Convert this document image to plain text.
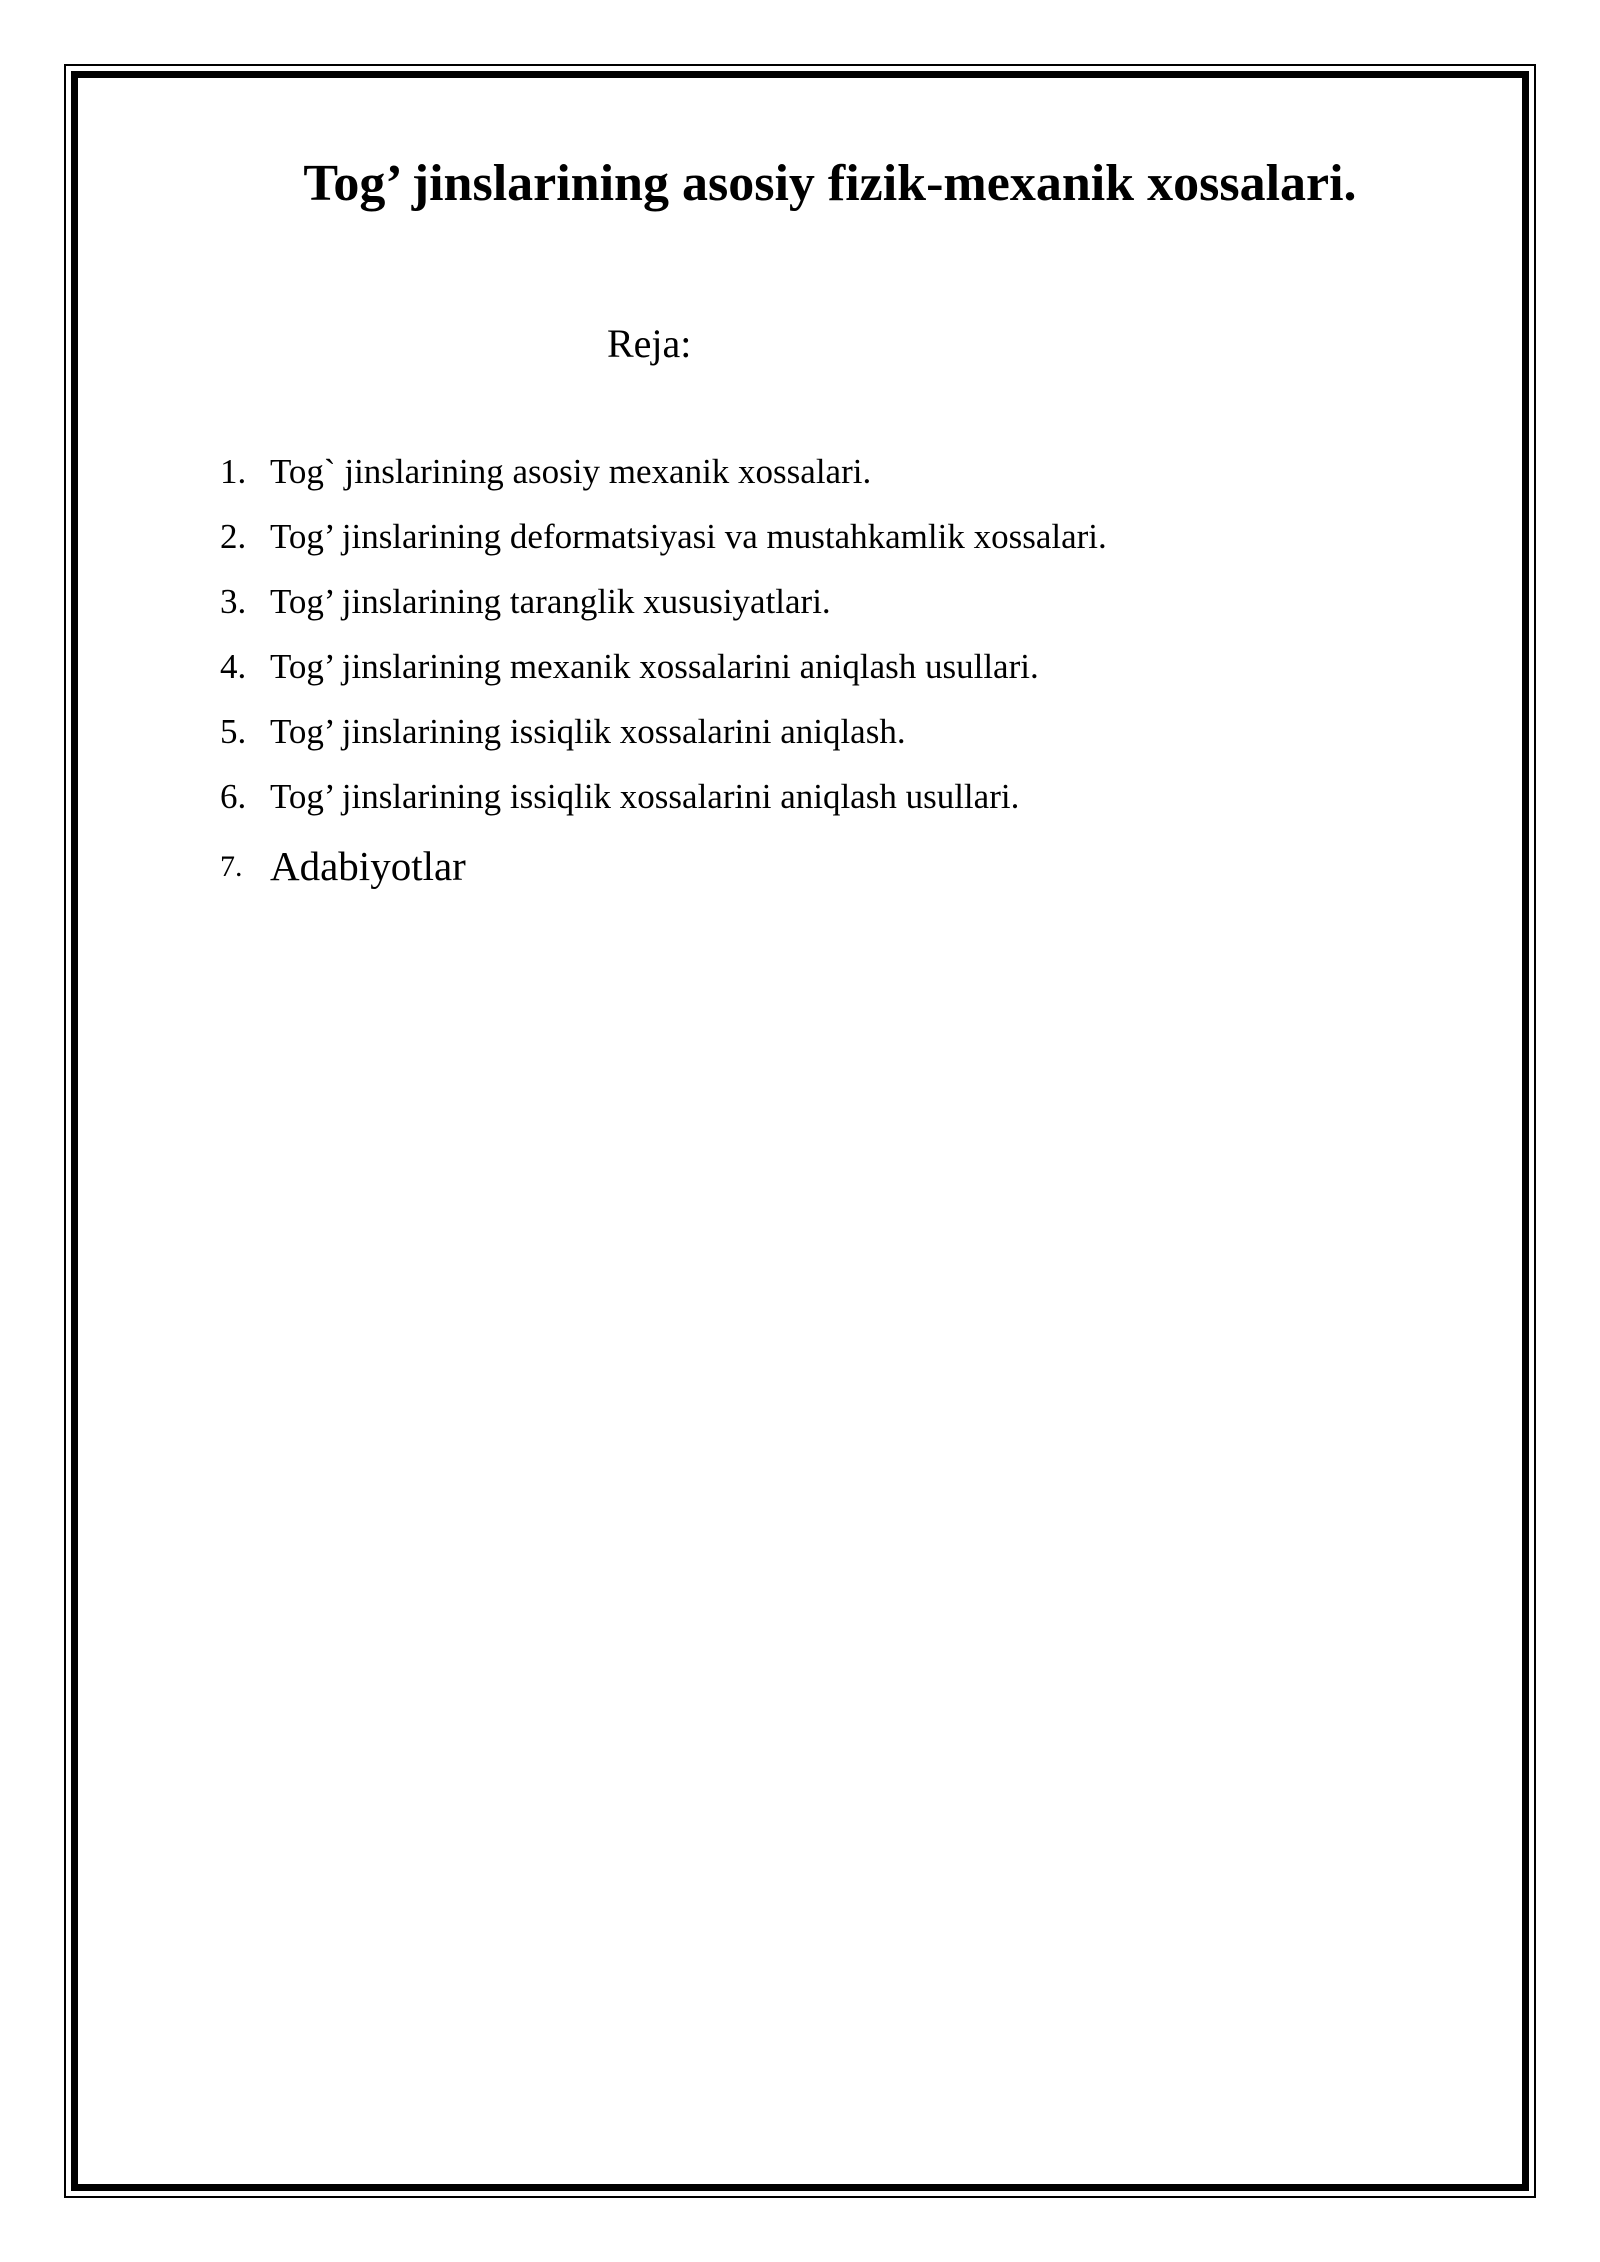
Tog’ jinslarining asosiy fizik-mexanik xossalari.
Reja:
1. Tog` jinslarining asosiy mexanik xossalari.
2. Tog’ jinslarining deformatsiyasi va mustahkamlik xossalari.
3. Tog’ jinslarining taranglik xususiyatlari.
4. Tog’ jinslarining mexanik xossalarini aniqlash usullari.
5. Tog’ jinslarining issiqlik xossalarini aniqlash.
6. Tog’ jinslarining issiqlik xossalarini aniqlash usullari.
7. Adabiyotlar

Your goal. Write out the listing above again, exactly, but with no pictures in the copy.

Final answer.
Convert this document image to plain text.
Tog’ jinslarining asosiy fizik-mexanik xossalari.
Reja:
1. Tog` jinslarining asosiy mexanik xossalari.
2. Tog’ jinslarining deformatsiyasi va mustahkamlik xossalari.
3. Tog’ jinslarining taranglik xususiyatlari.
4. Tog’ jinslarining mexanik xossalarini aniqlash usullari.
5. Tog’ jinslarining issiqlik xossalarini aniqlash.
6. Tog’ jinslarining issiqlik xossalarini aniqlash usullari.
7. Adabiyotlar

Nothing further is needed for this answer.